Your task is to transcribe the records exactly, skipping every image.
[START OF DATASET EXTRACT]
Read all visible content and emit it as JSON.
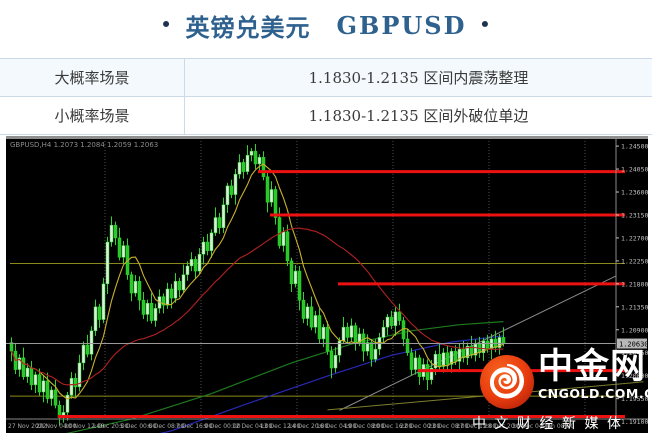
{
  "colors": {
    "title-color": "#2e618e",
    "bullet-color": "#1f3350",
    "tbl-border": "#ccd9e6",
    "tbl-text": "#3a3a3a",
    "row-alt": "#f3f9fc"
  },
  "header": {
    "bullet_left": "•",
    "title_cn": "英镑兑美元",
    "title_en": "GBPUSD",
    "bullet_right": "•"
  },
  "scenarios": {
    "rows": [
      {
        "label": "大概率场景",
        "value": "1.1830-1.2135 区间内震荡整理"
      },
      {
        "label": "小概率场景",
        "value": "1.1830-1.2135 区间外破位单边"
      }
    ]
  },
  "watermark": {
    "brand": "中金网",
    "domain": "CNGOLD.COM.CN",
    "tagline": "中文财经新媒体",
    "logo_color": "#e83c0e"
  },
  "chart_data": {
    "type": "candlestick",
    "symbol_header": "GBPUSD,H4 1.2073 1.2084 1.2059 1.2063",
    "timeframe": "H4",
    "colors": {
      "bg": "#000000",
      "top_strip": "#8f8f8f",
      "grid": "#4a4a4a",
      "axis_line": "#888888",
      "axis_text": "#c0c0c0",
      "time_text": "#a8a8a8",
      "header_text": "#8c8c8c",
      "wick": "#2fd32f",
      "bull_fill": "#d8f0d8",
      "bear_fill": "#28c828",
      "candle_stroke": "#2fd32f",
      "red_level": "#ee1111",
      "olive_level": "#8a8a1a",
      "bid_line": "#9a9a9a",
      "bid_tag_bg": "#b8b8b8",
      "bid_tag_text": "#000000",
      "ma_fast": "#c8b02e",
      "ma_slow": "#b22222",
      "ma_long_green": "#1d7a1d",
      "ma_long_blue": "#2828b8",
      "trend_gray": "#8c8c8c",
      "trend_olive": "#7e7e2e"
    },
    "y_axis": {
      "min": 1.1919,
      "max": 1.246,
      "tick_step": 0.0045,
      "ticks": [
        1.245,
        1.2405,
        1.236,
        1.2315,
        1.227,
        1.2225,
        1.218,
        1.2135,
        1.209,
        1.2045,
        1.2,
        1.1955,
        1.191
      ],
      "decimals": 5
    },
    "x_ticks": [
      "27 Nov 2022",
      "29 Nov 04:00",
      "30 Nov 12:00",
      "1 Dec 20:00",
      "5 Dec 00:00",
      "6 Dec 08:00",
      "7 Dec 16:00",
      "9 Dec 00:00",
      "12 Dec 04:00",
      "13 Dec 12:00",
      "14 Dec 20:00",
      "16 Dec 04:00",
      "19 Dec 08:00",
      "20 Dec 16:00",
      "22 Dec 00:00",
      "23 Dec 08:00",
      "27 Dec 12:00",
      "28 Dec 20:00",
      "30 Dec 04:00",
      "3 Jan 08:00"
    ],
    "current_price": {
      "value": 1.2063,
      "label": "1.20630"
    },
    "h_lines": [
      {
        "price": 1.24,
        "from_bar": 62,
        "style": "red"
      },
      {
        "price": 1.2315,
        "from_bar": 65,
        "style": "red"
      },
      {
        "price": 1.218,
        "from_bar": 82,
        "style": "red"
      },
      {
        "price": 1.201,
        "from_bar": 102,
        "style": "red"
      },
      {
        "price": 1.192,
        "from_bar": 12,
        "style": "red"
      },
      {
        "price": 1.222,
        "from_bar": 0,
        "style": "olive"
      },
      {
        "price": 1.196,
        "from_bar": 0,
        "style": "olive"
      }
    ],
    "long_ma": [
      {
        "color_key": "ma_long_green",
        "points": [
          [
            10,
            1.188
          ],
          [
            30,
            1.1915
          ],
          [
            50,
            1.1965
          ],
          [
            70,
            1.2025
          ],
          [
            85,
            1.2062
          ],
          [
            100,
            1.2088
          ],
          [
            112,
            1.21
          ],
          [
            123,
            1.2106
          ]
        ]
      },
      {
        "color_key": "ma_long_blue",
        "points": [
          [
            22,
            1.1858
          ],
          [
            40,
            1.1892
          ],
          [
            60,
            1.1948
          ],
          [
            80,
            1.2002
          ],
          [
            95,
            1.204
          ],
          [
            110,
            1.2066
          ],
          [
            123,
            1.2078
          ]
        ]
      }
    ],
    "trendlines": [
      {
        "color_key": "trend_gray",
        "points": [
          [
            82,
            1.1932
          ],
          [
            151,
            1.2195
          ]
        ]
      },
      {
        "color_key": "trend_olive",
        "points": [
          [
            79,
            1.1933
          ],
          [
            158,
            1.1988
          ]
        ]
      }
    ],
    "ma_fast_period": 8,
    "ma_slow_period": 34,
    "candles": {
      "first_open": 1.2065,
      "wicks": [
        10,
        16,
        7,
        20,
        9,
        14,
        6,
        12
      ],
      "overrides": {
        "12": {
          "l": 1.1902
        },
        "25": {
          "h": 1.2312
        },
        "60": {
          "h": 1.2446
        }
      },
      "closes": [
        1.2048,
        1.2012,
        1.2035,
        1.1998,
        1.2015,
        1.1982,
        1.2002,
        1.1968,
        1.199,
        1.1955,
        1.1972,
        1.1942,
        1.1918,
        1.1928,
        1.1962,
        1.1995,
        1.1978,
        1.2025,
        1.206,
        1.2042,
        1.2088,
        1.2135,
        1.211,
        1.218,
        1.2262,
        1.2295,
        1.227,
        1.2232,
        1.2255,
        1.2198,
        1.2162,
        1.2185,
        1.2148,
        1.212,
        1.2142,
        1.2108,
        1.2132,
        1.2155,
        1.2138,
        1.217,
        1.2152,
        1.2185,
        1.2168,
        1.2198,
        1.2215,
        1.2228,
        1.2205,
        1.2238,
        1.2262,
        1.2245,
        1.228,
        1.231,
        1.229,
        1.2335,
        1.2372,
        1.2355,
        1.2395,
        1.2418,
        1.24,
        1.2432,
        1.244,
        1.2415,
        1.2428,
        1.239,
        1.234,
        1.2365,
        1.231,
        1.2255,
        1.2282,
        1.2225,
        1.218,
        1.2205,
        1.2148,
        1.2112,
        1.2135,
        1.2095,
        1.2118,
        1.2072,
        1.2095,
        1.2048,
        1.2015,
        1.204,
        1.2068,
        1.2095,
        1.2075,
        1.2098,
        1.2065,
        1.2082,
        1.2048,
        1.2065,
        1.2032,
        1.2052,
        1.2075,
        1.2095,
        1.2115,
        1.2098,
        1.2125,
        1.2108,
        1.2072,
        1.2045,
        1.2012,
        1.2035,
        1.1998,
        1.2022,
        1.1992,
        1.2015,
        1.2042,
        1.2018,
        1.2045,
        1.2022,
        1.2048,
        1.2028,
        1.2052,
        1.2035,
        1.2058,
        1.204,
        1.2062,
        1.2045,
        1.2068,
        1.2052,
        1.2072,
        1.2055,
        1.2075,
        1.2063
      ]
    }
  }
}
[END OF DATASET EXTRACT]
ANSWER TO THE PROBLEM:
Read all visible content and emit it as JSON.
{
  "colors": {
    "title-color": "#2e618e",
    "bullet-color": "#1f3350",
    "tbl-border": "#ccd9e6",
    "tbl-text": "#3a3a3a",
    "row-alt": "#f3f9fc"
  },
  "header": {
    "bullet_left": "•",
    "title_cn": "英镑兑美元",
    "title_en": "GBPUSD",
    "bullet_right": "•"
  },
  "scenarios": {
    "rows": [
      {
        "label": "大概率场景",
        "value": "1.1830-1.2135 区间内震荡整理"
      },
      {
        "label": "小概率场景",
        "value": "1.1830-1.2135 区间外破位单边"
      }
    ]
  },
  "watermark": {
    "brand": "中金网",
    "domain": "CNGOLD.COM.CN",
    "tagline": "中文财经新媒体",
    "logo_color": "#e83c0e"
  },
  "chart_data": {
    "type": "candlestick",
    "symbol_header": "GBPUSD,H4 1.2073 1.2084 1.2059 1.2063",
    "timeframe": "H4",
    "colors": {
      "bg": "#000000",
      "top_strip": "#8f8f8f",
      "grid": "#4a4a4a",
      "axis_line": "#888888",
      "axis_text": "#c0c0c0",
      "time_text": "#a8a8a8",
      "header_text": "#8c8c8c",
      "wick": "#2fd32f",
      "bull_fill": "#d8f0d8",
      "bear_fill": "#28c828",
      "candle_stroke": "#2fd32f",
      "red_level": "#ee1111",
      "olive_level": "#8a8a1a",
      "bid_line": "#9a9a9a",
      "bid_tag_bg": "#b8b8b8",
      "bid_tag_text": "#000000",
      "ma_fast": "#c8b02e",
      "ma_slow": "#b22222",
      "ma_long_green": "#1d7a1d",
      "ma_long_blue": "#2828b8",
      "trend_gray": "#8c8c8c",
      "trend_olive": "#7e7e2e"
    },
    "y_axis": {
      "min": 1.1919,
      "max": 1.246,
      "tick_step": 0.0045,
      "ticks": [
        1.245,
        1.2405,
        1.236,
        1.2315,
        1.227,
        1.2225,
        1.218,
        1.2135,
        1.209,
        1.2045,
        1.2,
        1.1955,
        1.191
      ],
      "decimals": 5
    },
    "x_ticks": [
      "27 Nov 2022",
      "29 Nov 04:00",
      "30 Nov 12:00",
      "1 Dec 20:00",
      "5 Dec 00:00",
      "6 Dec 08:00",
      "7 Dec 16:00",
      "9 Dec 00:00",
      "12 Dec 04:00",
      "13 Dec 12:00",
      "14 Dec 20:00",
      "16 Dec 04:00",
      "19 Dec 08:00",
      "20 Dec 16:00",
      "22 Dec 00:00",
      "23 Dec 08:00",
      "27 Dec 12:00",
      "28 Dec 20:00",
      "30 Dec 04:00",
      "3 Jan 08:00"
    ],
    "current_price": {
      "value": 1.2063,
      "label": "1.20630"
    },
    "h_lines": [
      {
        "price": 1.24,
        "from_bar": 62,
        "style": "red"
      },
      {
        "price": 1.2315,
        "from_bar": 65,
        "style": "red"
      },
      {
        "price": 1.218,
        "from_bar": 82,
        "style": "red"
      },
      {
        "price": 1.201,
        "from_bar": 102,
        "style": "red"
      },
      {
        "price": 1.192,
        "from_bar": 12,
        "style": "red"
      },
      {
        "price": 1.222,
        "from_bar": 0,
        "style": "olive"
      },
      {
        "price": 1.196,
        "from_bar": 0,
        "style": "olive"
      }
    ],
    "long_ma": [
      {
        "color_key": "ma_long_green",
        "points": [
          [
            10,
            1.188
          ],
          [
            30,
            1.1915
          ],
          [
            50,
            1.1965
          ],
          [
            70,
            1.2025
          ],
          [
            85,
            1.2062
          ],
          [
            100,
            1.2088
          ],
          [
            112,
            1.21
          ],
          [
            123,
            1.2106
          ]
        ]
      },
      {
        "color_key": "ma_long_blue",
        "points": [
          [
            22,
            1.1858
          ],
          [
            40,
            1.1892
          ],
          [
            60,
            1.1948
          ],
          [
            80,
            1.2002
          ],
          [
            95,
            1.204
          ],
          [
            110,
            1.2066
          ],
          [
            123,
            1.2078
          ]
        ]
      }
    ],
    "trendlines": [
      {
        "color_key": "trend_gray",
        "points": [
          [
            82,
            1.1932
          ],
          [
            151,
            1.2195
          ]
        ]
      },
      {
        "color_key": "trend_olive",
        "points": [
          [
            79,
            1.1933
          ],
          [
            158,
            1.1988
          ]
        ]
      }
    ],
    "ma_fast_period": 8,
    "ma_slow_period": 34,
    "candles": {
      "first_open": 1.2065,
      "wicks": [
        10,
        16,
        7,
        20,
        9,
        14,
        6,
        12
      ],
      "overrides": {
        "12": {
          "l": 1.1902
        },
        "25": {
          "h": 1.2312
        },
        "60": {
          "h": 1.2446
        }
      },
      "closes": [
        1.2048,
        1.2012,
        1.2035,
        1.1998,
        1.2015,
        1.1982,
        1.2002,
        1.1968,
        1.199,
        1.1955,
        1.1972,
        1.1942,
        1.1918,
        1.1928,
        1.1962,
        1.1995,
        1.1978,
        1.2025,
        1.206,
        1.2042,
        1.2088,
        1.2135,
        1.211,
        1.218,
        1.2262,
        1.2295,
        1.227,
        1.2232,
        1.2255,
        1.2198,
        1.2162,
        1.2185,
        1.2148,
        1.212,
        1.2142,
        1.2108,
        1.2132,
        1.2155,
        1.2138,
        1.217,
        1.2152,
        1.2185,
        1.2168,
        1.2198,
        1.2215,
        1.2228,
        1.2205,
        1.2238,
        1.2262,
        1.2245,
        1.228,
        1.231,
        1.229,
        1.2335,
        1.2372,
        1.2355,
        1.2395,
        1.2418,
        1.24,
        1.2432,
        1.244,
        1.2415,
        1.2428,
        1.239,
        1.234,
        1.2365,
        1.231,
        1.2255,
        1.2282,
        1.2225,
        1.218,
        1.2205,
        1.2148,
        1.2112,
        1.2135,
        1.2095,
        1.2118,
        1.2072,
        1.2095,
        1.2048,
        1.2015,
        1.204,
        1.2068,
        1.2095,
        1.2075,
        1.2098,
        1.2065,
        1.2082,
        1.2048,
        1.2065,
        1.2032,
        1.2052,
        1.2075,
        1.2095,
        1.2115,
        1.2098,
        1.2125,
        1.2108,
        1.2072,
        1.2045,
        1.2012,
        1.2035,
        1.1998,
        1.2022,
        1.1992,
        1.2015,
        1.2042,
        1.2018,
        1.2045,
        1.2022,
        1.2048,
        1.2028,
        1.2052,
        1.2035,
        1.2058,
        1.204,
        1.2062,
        1.2045,
        1.2068,
        1.2052,
        1.2072,
        1.2055,
        1.2075,
        1.2063
      ]
    }
  }
}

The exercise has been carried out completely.